Among the entries below, find the lines with "战斗的山" and copy them.

━━━

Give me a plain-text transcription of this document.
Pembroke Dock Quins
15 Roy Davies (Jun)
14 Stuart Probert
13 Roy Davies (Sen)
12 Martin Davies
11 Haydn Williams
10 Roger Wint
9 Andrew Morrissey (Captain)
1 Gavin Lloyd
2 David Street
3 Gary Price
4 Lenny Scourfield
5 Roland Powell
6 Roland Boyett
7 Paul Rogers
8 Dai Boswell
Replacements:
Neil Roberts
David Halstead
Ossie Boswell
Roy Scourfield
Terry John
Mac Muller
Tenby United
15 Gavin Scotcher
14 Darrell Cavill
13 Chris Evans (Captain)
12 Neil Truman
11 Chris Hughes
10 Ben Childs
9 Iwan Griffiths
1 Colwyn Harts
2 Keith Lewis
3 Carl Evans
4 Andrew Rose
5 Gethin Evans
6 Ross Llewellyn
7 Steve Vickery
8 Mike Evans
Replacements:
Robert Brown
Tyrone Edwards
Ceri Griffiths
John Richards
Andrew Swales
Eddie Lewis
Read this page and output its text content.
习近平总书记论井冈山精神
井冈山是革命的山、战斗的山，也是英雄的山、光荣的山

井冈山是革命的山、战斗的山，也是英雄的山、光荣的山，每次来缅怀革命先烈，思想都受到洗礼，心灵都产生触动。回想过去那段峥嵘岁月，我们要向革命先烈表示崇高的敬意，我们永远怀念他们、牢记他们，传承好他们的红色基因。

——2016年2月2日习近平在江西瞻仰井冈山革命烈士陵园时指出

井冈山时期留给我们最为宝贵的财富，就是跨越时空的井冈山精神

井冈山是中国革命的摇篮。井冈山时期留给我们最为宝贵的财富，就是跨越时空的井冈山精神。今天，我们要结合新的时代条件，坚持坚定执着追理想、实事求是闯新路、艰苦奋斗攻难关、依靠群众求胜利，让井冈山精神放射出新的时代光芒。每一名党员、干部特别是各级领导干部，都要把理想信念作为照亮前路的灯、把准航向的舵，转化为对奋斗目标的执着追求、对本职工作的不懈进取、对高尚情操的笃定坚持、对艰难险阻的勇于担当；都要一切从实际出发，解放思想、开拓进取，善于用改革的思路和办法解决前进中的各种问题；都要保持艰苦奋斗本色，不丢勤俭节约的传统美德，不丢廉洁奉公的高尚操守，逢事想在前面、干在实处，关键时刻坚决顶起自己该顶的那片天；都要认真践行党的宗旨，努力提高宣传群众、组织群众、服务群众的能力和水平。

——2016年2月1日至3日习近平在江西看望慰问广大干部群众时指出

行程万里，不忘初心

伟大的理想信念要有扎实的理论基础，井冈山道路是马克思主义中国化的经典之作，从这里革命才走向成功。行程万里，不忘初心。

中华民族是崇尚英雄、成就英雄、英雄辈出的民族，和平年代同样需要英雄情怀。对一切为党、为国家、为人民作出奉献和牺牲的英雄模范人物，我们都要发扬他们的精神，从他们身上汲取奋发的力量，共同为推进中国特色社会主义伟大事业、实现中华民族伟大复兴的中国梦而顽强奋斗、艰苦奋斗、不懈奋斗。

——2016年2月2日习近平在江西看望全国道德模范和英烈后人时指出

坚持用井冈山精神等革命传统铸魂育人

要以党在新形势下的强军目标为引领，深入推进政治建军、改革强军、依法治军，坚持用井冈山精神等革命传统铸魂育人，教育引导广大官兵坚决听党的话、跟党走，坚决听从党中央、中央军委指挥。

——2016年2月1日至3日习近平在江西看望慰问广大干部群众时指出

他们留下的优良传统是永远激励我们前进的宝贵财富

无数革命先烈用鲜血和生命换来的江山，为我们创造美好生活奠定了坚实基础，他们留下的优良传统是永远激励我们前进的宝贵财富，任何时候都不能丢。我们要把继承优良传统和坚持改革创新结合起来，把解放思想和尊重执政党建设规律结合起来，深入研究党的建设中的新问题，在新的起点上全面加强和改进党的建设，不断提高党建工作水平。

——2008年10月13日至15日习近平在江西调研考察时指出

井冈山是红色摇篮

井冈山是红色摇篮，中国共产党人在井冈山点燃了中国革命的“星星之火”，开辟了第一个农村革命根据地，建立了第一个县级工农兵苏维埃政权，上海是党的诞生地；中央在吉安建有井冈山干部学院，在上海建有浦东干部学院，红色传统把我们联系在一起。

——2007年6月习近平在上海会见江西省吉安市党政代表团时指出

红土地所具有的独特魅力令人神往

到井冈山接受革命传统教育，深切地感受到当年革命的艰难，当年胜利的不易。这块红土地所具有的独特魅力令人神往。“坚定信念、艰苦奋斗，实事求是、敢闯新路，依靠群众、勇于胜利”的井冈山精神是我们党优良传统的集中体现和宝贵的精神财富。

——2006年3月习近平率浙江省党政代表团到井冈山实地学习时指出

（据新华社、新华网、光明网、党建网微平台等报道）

━━━

* Reply to the task
井冈山是革命的山、战斗的山，也是英雄的山、光荣的山
井冈山是革命的山、战斗的山，也是英雄的山、光荣的山，每次来缅怀革命先烈，思想都受到洗礼，心灵都产生触动。回想过去那段峥嵘岁月，我们要向革命先烈表示崇高的敬意，我们永远怀念他们、牢记他们，传承好他们的红色基因。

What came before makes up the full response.